<<<<
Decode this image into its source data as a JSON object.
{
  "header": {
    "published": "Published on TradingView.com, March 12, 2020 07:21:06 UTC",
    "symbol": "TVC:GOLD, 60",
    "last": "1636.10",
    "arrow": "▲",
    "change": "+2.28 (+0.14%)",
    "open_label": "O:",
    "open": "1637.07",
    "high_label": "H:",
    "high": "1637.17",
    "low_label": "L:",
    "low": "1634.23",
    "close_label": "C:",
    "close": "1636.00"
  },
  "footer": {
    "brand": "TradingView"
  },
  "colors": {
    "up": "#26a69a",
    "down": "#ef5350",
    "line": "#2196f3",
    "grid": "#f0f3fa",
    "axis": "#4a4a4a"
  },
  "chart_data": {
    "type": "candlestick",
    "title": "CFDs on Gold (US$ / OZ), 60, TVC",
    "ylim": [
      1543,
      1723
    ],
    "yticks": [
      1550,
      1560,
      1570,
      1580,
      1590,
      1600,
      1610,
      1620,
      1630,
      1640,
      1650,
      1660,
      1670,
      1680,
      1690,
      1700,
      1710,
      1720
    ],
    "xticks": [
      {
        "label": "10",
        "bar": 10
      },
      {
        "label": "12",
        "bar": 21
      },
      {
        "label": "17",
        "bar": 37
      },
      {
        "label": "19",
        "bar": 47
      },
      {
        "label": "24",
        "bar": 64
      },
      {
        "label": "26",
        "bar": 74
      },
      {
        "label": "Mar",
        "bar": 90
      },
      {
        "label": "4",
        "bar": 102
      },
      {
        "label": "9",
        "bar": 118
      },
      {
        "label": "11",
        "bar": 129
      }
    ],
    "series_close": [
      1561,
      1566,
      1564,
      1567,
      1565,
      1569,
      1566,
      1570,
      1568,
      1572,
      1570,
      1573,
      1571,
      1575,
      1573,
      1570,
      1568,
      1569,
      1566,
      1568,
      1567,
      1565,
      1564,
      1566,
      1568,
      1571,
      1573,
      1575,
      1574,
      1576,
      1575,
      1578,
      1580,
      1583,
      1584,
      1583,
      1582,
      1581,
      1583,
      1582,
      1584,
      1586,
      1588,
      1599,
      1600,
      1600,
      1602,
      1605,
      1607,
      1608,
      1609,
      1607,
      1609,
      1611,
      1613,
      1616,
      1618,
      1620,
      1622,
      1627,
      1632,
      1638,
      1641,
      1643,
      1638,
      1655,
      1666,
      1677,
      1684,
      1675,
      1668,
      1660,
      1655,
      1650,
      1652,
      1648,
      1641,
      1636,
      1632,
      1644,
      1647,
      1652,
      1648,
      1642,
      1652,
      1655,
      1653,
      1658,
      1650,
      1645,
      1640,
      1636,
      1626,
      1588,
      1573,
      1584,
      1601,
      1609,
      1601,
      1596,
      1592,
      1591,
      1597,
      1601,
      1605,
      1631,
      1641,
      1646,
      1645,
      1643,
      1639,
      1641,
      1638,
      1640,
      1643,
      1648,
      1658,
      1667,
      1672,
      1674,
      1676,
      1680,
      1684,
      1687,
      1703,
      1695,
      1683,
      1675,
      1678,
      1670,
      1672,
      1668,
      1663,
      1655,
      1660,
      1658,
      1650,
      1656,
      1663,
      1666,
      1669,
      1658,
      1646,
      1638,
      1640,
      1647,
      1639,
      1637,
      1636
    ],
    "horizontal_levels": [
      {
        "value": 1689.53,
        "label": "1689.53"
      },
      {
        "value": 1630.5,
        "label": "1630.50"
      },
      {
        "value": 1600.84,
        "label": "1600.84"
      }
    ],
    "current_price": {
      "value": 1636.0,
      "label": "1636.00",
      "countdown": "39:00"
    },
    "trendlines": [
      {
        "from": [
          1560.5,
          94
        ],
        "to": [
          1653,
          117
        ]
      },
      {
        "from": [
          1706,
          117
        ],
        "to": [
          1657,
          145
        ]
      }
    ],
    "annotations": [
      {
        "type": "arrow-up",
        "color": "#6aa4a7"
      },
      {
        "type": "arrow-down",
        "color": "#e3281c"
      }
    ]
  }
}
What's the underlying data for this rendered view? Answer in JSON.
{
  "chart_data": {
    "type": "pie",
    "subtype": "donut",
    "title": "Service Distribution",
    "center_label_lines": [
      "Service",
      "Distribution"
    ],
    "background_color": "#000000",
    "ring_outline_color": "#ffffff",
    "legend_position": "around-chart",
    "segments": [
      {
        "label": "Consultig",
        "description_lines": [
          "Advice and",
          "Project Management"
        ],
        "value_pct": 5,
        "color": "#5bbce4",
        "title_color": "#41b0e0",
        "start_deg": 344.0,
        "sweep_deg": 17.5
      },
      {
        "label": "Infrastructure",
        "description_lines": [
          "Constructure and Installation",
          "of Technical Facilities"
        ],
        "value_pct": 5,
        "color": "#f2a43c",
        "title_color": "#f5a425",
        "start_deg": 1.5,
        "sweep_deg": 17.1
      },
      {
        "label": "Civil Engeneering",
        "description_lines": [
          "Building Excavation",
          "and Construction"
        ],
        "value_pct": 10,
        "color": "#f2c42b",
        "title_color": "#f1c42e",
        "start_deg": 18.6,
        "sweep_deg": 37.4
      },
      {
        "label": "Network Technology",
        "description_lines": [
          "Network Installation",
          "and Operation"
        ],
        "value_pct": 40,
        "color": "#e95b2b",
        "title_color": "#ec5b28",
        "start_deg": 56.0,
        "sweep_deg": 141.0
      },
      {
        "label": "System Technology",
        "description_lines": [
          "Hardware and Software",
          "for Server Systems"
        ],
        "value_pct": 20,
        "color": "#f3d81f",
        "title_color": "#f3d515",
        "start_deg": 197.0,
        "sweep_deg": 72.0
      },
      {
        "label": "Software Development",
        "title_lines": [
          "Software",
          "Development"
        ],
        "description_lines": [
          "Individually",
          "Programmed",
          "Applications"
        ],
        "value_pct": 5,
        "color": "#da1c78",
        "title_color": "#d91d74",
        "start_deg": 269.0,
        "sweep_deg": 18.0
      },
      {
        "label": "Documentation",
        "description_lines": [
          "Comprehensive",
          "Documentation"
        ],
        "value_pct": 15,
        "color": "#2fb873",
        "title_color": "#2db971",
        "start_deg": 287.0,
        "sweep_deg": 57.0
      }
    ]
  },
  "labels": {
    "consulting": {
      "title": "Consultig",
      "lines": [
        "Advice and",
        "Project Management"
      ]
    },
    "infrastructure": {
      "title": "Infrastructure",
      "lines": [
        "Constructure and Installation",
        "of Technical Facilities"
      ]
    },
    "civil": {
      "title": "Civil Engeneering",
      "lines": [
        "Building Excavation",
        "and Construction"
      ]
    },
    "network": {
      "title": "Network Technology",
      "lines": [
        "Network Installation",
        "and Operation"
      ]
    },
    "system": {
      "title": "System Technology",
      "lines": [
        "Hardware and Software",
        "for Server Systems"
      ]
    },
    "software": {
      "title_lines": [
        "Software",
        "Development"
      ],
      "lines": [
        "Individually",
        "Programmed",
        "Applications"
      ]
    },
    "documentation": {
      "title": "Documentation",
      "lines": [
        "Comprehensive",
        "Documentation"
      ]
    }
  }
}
>>>>
**Set task:** In the entries above, find lines with "Installation" and copy each.

**Task response:**
          "Constructure and Installation",
          "Network Installation",
        "Constructure and Installation",
        "Network Installation",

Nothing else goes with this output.